**TASK TO CARRY OUT**
The exercise asks for every line of the data to be reproduced exactly.
** BEGIN **
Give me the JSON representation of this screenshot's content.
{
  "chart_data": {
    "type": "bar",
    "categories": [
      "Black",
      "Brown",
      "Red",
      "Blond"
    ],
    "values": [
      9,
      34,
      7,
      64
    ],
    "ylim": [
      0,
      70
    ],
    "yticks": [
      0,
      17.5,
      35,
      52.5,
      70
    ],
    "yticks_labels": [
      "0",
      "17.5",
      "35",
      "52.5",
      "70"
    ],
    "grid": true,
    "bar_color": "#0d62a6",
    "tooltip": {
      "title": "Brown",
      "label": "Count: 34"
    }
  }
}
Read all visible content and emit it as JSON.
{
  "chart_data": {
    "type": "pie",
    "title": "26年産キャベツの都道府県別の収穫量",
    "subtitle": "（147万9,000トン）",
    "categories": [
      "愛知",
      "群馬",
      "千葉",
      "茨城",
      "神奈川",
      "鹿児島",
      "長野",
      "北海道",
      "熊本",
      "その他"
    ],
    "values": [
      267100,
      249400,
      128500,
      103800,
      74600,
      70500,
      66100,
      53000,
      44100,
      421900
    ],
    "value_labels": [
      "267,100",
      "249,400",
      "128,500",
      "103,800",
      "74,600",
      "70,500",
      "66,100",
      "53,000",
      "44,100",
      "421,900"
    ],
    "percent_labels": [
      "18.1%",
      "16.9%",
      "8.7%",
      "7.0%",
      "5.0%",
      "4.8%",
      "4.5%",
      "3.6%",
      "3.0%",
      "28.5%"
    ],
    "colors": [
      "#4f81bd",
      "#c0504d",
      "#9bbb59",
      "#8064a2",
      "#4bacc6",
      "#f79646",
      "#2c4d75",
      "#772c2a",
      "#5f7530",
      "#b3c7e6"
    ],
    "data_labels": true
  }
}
** END **
**WRITTEN REPLY**
Give me the JSON representation of this screenshot's content.
{
  "chart_data": {
    "type": "bar",
    "categories": [
      "Black",
      "Brown",
      "Red",
      "Blond"
    ],
    "values": [
      9,
      34,
      7,
      64
    ],
    "ylim": [
      0,
      70
    ],
    "yticks": [
      0,
      17.5,
      35,
      52.5,
      70
    ],
    "yticks_labels": [
      "0",
      "17.5",
      "35",
      "52.5",
      "70"
    ],
    "grid": true,
    "bar_color": "#0d62a6",
    "tooltip": {
      "title": "Brown",
      "label": "Count: 34"
    }
  }
}
Read all visible content and emit it as JSON.
{
  "chart_data": {
    "type": "pie",
    "title": "26年産キャベツの都道府県別の収穫量",
    "subtitle": "（147万9,000トン）",
    "categories": [
      "愛知",
      "群馬",
      "千葉",
      "茨城",
      "神奈川",
      "鹿児島",
      "長野",
      "北海道",
      "熊本",
      "その他"
    ],
    "values": [
      267100,
      249400,
      128500,
      103800,
      74600,
      70500,
      66100,
      53000,
      44100,
      421900
    ],
    "value_labels": [
      "267,100",
      "249,400",
      "128,500",
      "103,800",
      "74,600",
      "70,500",
      "66,100",
      "53,000",
      "44,100",
      "421,900"
    ],
    "percent_labels": [
      "18.1%",
      "16.9%",
      "8.7%",
      "7.0%",
      "5.0%",
      "4.8%",
      "4.5%",
      "3.6%",
      "3.0%",
      "28.5%"
    ],
    "colors": [
      "#4f81bd",
      "#c0504d",
      "#9bbb59",
      "#8064a2",
      "#4bacc6",
      "#f79646",
      "#2c4d75",
      "#772c2a",
      "#5f7530",
      "#b3c7e6"
    ],
    "data_labels": true
  }
}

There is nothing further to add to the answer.